## WRITTEN EXERCISE
Output all of the data below exactly as given.

## MATERIAL
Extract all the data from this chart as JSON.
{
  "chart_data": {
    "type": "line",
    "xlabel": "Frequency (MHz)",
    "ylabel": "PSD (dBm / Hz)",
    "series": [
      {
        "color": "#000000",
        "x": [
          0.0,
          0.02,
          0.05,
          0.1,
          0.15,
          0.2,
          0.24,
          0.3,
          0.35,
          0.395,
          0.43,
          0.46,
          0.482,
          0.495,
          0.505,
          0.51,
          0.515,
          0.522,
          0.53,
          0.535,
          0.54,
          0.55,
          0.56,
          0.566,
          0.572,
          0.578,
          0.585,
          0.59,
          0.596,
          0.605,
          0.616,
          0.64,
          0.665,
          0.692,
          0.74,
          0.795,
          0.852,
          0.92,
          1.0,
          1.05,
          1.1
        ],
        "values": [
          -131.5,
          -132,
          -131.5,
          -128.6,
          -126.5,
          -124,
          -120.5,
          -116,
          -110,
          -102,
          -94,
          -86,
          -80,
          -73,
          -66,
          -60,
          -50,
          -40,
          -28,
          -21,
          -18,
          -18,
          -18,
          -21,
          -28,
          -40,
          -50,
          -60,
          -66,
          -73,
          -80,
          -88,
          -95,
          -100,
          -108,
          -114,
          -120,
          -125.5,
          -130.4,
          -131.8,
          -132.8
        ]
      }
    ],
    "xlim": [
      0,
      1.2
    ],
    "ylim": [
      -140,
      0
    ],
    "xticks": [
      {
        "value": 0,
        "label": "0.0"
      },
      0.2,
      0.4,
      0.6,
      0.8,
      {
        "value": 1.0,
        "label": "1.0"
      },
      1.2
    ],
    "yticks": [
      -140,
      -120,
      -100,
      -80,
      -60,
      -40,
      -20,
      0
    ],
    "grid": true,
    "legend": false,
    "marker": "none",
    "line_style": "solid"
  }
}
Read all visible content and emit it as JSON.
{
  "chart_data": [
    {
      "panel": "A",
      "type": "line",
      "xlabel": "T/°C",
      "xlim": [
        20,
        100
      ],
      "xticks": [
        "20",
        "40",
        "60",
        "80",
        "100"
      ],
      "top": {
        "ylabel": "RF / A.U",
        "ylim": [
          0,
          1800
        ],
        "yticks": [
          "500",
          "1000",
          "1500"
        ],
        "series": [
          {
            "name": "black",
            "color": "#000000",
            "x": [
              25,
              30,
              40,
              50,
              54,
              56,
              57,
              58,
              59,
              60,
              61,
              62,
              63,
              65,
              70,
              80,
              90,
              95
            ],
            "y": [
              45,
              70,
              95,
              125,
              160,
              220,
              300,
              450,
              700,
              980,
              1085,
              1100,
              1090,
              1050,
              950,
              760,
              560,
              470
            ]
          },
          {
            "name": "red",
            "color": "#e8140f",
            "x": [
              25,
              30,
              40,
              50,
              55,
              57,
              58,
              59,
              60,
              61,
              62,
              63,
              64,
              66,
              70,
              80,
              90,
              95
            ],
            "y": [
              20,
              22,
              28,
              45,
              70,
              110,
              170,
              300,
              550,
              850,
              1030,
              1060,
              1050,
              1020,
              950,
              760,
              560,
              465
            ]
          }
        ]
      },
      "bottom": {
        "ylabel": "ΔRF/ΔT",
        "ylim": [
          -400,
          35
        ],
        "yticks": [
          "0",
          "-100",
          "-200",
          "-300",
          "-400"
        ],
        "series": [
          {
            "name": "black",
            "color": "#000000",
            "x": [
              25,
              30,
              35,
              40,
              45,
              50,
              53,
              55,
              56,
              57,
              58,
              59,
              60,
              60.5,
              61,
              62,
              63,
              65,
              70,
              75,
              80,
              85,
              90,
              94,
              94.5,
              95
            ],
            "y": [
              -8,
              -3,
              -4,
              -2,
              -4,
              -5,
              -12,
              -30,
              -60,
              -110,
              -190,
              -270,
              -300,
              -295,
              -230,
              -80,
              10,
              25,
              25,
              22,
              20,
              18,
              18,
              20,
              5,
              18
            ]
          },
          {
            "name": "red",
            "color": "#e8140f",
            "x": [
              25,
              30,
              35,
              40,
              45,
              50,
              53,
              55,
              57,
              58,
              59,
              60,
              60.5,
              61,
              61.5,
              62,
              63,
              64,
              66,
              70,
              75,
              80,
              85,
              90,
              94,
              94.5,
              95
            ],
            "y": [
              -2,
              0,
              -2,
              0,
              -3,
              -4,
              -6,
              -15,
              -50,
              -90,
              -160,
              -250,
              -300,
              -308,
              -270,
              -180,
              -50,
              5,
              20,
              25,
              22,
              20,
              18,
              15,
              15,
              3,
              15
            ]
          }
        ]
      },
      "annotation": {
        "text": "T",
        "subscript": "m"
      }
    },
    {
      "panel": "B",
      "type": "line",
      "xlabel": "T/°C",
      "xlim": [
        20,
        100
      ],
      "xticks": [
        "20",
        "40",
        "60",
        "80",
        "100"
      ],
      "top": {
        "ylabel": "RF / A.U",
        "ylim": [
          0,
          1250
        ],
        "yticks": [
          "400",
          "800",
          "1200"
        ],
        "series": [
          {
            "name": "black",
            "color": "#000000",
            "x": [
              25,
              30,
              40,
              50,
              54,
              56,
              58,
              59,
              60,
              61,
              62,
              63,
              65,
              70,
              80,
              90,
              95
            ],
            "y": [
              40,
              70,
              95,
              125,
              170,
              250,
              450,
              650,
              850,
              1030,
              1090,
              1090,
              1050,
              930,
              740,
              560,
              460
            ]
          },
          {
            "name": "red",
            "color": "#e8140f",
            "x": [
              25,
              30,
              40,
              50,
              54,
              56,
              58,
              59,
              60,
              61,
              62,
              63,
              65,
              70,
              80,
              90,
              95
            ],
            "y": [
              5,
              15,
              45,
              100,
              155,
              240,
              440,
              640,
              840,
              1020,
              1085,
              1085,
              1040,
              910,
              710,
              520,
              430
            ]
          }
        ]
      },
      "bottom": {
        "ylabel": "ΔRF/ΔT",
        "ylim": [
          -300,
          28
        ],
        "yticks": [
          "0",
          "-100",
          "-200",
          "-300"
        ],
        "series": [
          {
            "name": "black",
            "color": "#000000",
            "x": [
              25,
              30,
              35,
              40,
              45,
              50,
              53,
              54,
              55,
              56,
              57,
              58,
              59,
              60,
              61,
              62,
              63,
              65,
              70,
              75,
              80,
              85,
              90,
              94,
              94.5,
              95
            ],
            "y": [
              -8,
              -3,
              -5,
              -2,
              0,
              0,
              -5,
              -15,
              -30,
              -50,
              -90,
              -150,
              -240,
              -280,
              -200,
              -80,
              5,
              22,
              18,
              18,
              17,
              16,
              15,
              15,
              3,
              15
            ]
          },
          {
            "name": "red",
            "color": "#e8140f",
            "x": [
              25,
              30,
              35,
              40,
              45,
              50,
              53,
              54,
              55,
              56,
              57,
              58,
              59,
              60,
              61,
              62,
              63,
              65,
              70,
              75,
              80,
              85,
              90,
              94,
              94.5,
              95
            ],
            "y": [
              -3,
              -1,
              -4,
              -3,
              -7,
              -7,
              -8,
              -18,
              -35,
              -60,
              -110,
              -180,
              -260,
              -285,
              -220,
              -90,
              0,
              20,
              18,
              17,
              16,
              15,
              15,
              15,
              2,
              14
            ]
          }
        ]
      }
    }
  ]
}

## FINISHED ANSWER
Extract all the data from this chart as JSON.
{
  "chart_data": {
    "type": "line",
    "xlabel": "Frequency (MHz)",
    "ylabel": "PSD (dBm / Hz)",
    "series": [
      {
        "color": "#000000",
        "x": [
          0.0,
          0.02,
          0.05,
          0.1,
          0.15,
          0.2,
          0.24,
          0.3,
          0.35,
          0.395,
          0.43,
          0.46,
          0.482,
          0.495,
          0.505,
          0.51,
          0.515,
          0.522,
          0.53,
          0.535,
          0.54,
          0.55,
          0.56,
          0.566,
          0.572,
          0.578,
          0.585,
          0.59,
          0.596,
          0.605,
          0.616,
          0.64,
          0.665,
          0.692,
          0.74,
          0.795,
          0.852,
          0.92,
          1.0,
          1.05,
          1.1
        ],
        "values": [
          -131.5,
          -132,
          -131.5,
          -128.6,
          -126.5,
          -124,
          -120.5,
          -116,
          -110,
          -102,
          -94,
          -86,
          -80,
          -73,
          -66,
          -60,
          -50,
          -40,
          -28,
          -21,
          -18,
          -18,
          -18,
          -21,
          -28,
          -40,
          -50,
          -60,
          -66,
          -73,
          -80,
          -88,
          -95,
          -100,
          -108,
          -114,
          -120,
          -125.5,
          -130.4,
          -131.8,
          -132.8
        ]
      }
    ],
    "xlim": [
      0,
      1.2
    ],
    "ylim": [
      -140,
      0
    ],
    "xticks": [
      {
        "value": 0,
        "label": "0.0"
      },
      0.2,
      0.4,
      0.6,
      0.8,
      {
        "value": 1.0,
        "label": "1.0"
      },
      1.2
    ],
    "yticks": [
      -140,
      -120,
      -100,
      -80,
      -60,
      -40,
      -20,
      0
    ],
    "grid": true,
    "legend": false,
    "marker": "none",
    "line_style": "solid"
  }
}
Read all visible content and emit it as JSON.
{
  "chart_data": [
    {
      "panel": "A",
      "type": "line",
      "xlabel": "T/°C",
      "xlim": [
        20,
        100
      ],
      "xticks": [
        "20",
        "40",
        "60",
        "80",
        "100"
      ],
      "top": {
        "ylabel": "RF / A.U",
        "ylim": [
          0,
          1800
        ],
        "yticks": [
          "500",
          "1000",
          "1500"
        ],
        "series": [
          {
            "name": "black",
            "color": "#000000",
            "x": [
              25,
              30,
              40,
              50,
              54,
              56,
              57,
              58,
              59,
              60,
              61,
              62,
              63,
              65,
              70,
              80,
              90,
              95
            ],
            "y": [
              45,
              70,
              95,
              125,
              160,
              220,
              300,
              450,
              700,
              980,
              1085,
              1100,
              1090,
              1050,
              950,
              760,
              560,
              470
            ]
          },
          {
            "name": "red",
            "color": "#e8140f",
            "x": [
              25,
              30,
              40,
              50,
              55,
              57,
              58,
              59,
              60,
              61,
              62,
              63,
              64,
              66,
              70,
              80,
              90,
              95
            ],
            "y": [
              20,
              22,
              28,
              45,
              70,
              110,
              170,
              300,
              550,
              850,
              1030,
              1060,
              1050,
              1020,
              950,
              760,
              560,
              465
            ]
          }
        ]
      },
      "bottom": {
        "ylabel": "ΔRF/ΔT",
        "ylim": [
          -400,
          35
        ],
        "yticks": [
          "0",
          "-100",
          "-200",
          "-300",
          "-400"
        ],
        "series": [
          {
            "name": "black",
            "color": "#000000",
            "x": [
              25,
              30,
              35,
              40,
              45,
              50,
              53,
              55,
              56,
              57,
              58,
              59,
              60,
              60.5,
              61,
              62,
              63,
              65,
              70,
              75,
              80,
              85,
              90,
              94,
              94.5,
              95
            ],
            "y": [
              -8,
              -3,
              -4,
              -2,
              -4,
              -5,
              -12,
              -30,
              -60,
              -110,
              -190,
              -270,
              -300,
              -295,
              -230,
              -80,
              10,
              25,
              25,
              22,
              20,
              18,
              18,
              20,
              5,
              18
            ]
          },
          {
            "name": "red",
            "color": "#e8140f",
            "x": [
              25,
              30,
              35,
              40,
              45,
              50,
              53,
              55,
              57,
              58,
              59,
              60,
              60.5,
              61,
              61.5,
              62,
              63,
              64,
              66,
              70,
              75,
              80,
              85,
              90,
              94,
              94.5,
              95
            ],
            "y": [
              -2,
              0,
              -2,
              0,
              -3,
              -4,
              -6,
              -15,
              -50,
              -90,
              -160,
              -250,
              -300,
              -308,
              -270,
              -180,
              -50,
              5,
              20,
              25,
              22,
              20,
              18,
              15,
              15,
              3,
              15
            ]
          }
        ]
      },
      "annotation": {
        "text": "T",
        "subscript": "m"
      }
    },
    {
      "panel": "B",
      "type": "line",
      "xlabel": "T/°C",
      "xlim": [
        20,
        100
      ],
      "xticks": [
        "20",
        "40",
        "60",
        "80",
        "100"
      ],
      "top": {
        "ylabel": "RF / A.U",
        "ylim": [
          0,
          1250
        ],
        "yticks": [
          "400",
          "800",
          "1200"
        ],
        "series": [
          {
            "name": "black",
            "color": "#000000",
            "x": [
              25,
              30,
              40,
              50,
              54,
              56,
              58,
              59,
              60,
              61,
              62,
              63,
              65,
              70,
              80,
              90,
              95
            ],
            "y": [
              40,
              70,
              95,
              125,
              170,
              250,
              450,
              650,
              850,
              1030,
              1090,
              1090,
              1050,
              930,
              740,
              560,
              460
            ]
          },
          {
            "name": "red",
            "color": "#e8140f",
            "x": [
              25,
              30,
              40,
              50,
              54,
              56,
              58,
              59,
              60,
              61,
              62,
              63,
              65,
              70,
              80,
              90,
              95
            ],
            "y": [
              5,
              15,
              45,
              100,
              155,
              240,
              440,
              640,
              840,
              1020,
              1085,
              1085,
              1040,
              910,
              710,
              520,
              430
            ]
          }
        ]
      },
      "bottom": {
        "ylabel": "ΔRF/ΔT",
        "ylim": [
          -300,
          28
        ],
        "yticks": [
          "0",
          "-100",
          "-200",
          "-300"
        ],
        "series": [
          {
            "name": "black",
            "color": "#000000",
            "x": [
              25,
              30,
              35,
              40,
              45,
              50,
              53,
              54,
              55,
              56,
              57,
              58,
              59,
              60,
              61,
              62,
              63,
              65,
              70,
              75,
              80,
              85,
              90,
              94,
              94.5,
              95
            ],
            "y": [
              -8,
              -3,
              -5,
              -2,
              0,
              0,
              -5,
              -15,
              -30,
              -50,
              -90,
              -150,
              -240,
              -280,
              -200,
              -80,
              5,
              22,
              18,
              18,
              17,
              16,
              15,
              15,
              3,
              15
            ]
          },
          {
            "name": "red",
            "color": "#e8140f",
            "x": [
              25,
              30,
              35,
              40,
              45,
              50,
              53,
              54,
              55,
              56,
              57,
              58,
              59,
              60,
              61,
              62,
              63,
              65,
              70,
              75,
              80,
              85,
              90,
              94,
              94.5,
              95
            ],
            "y": [
              -3,
              -1,
              -4,
              -3,
              -7,
              -7,
              -8,
              -18,
              -35,
              -60,
              -110,
              -180,
              -260,
              -285,
              -220,
              -90,
              0,
              20,
              18,
              17,
              16,
              15,
              15,
              15,
              2,
              14
            ]
          }
        ]
      }
    }
  ]
}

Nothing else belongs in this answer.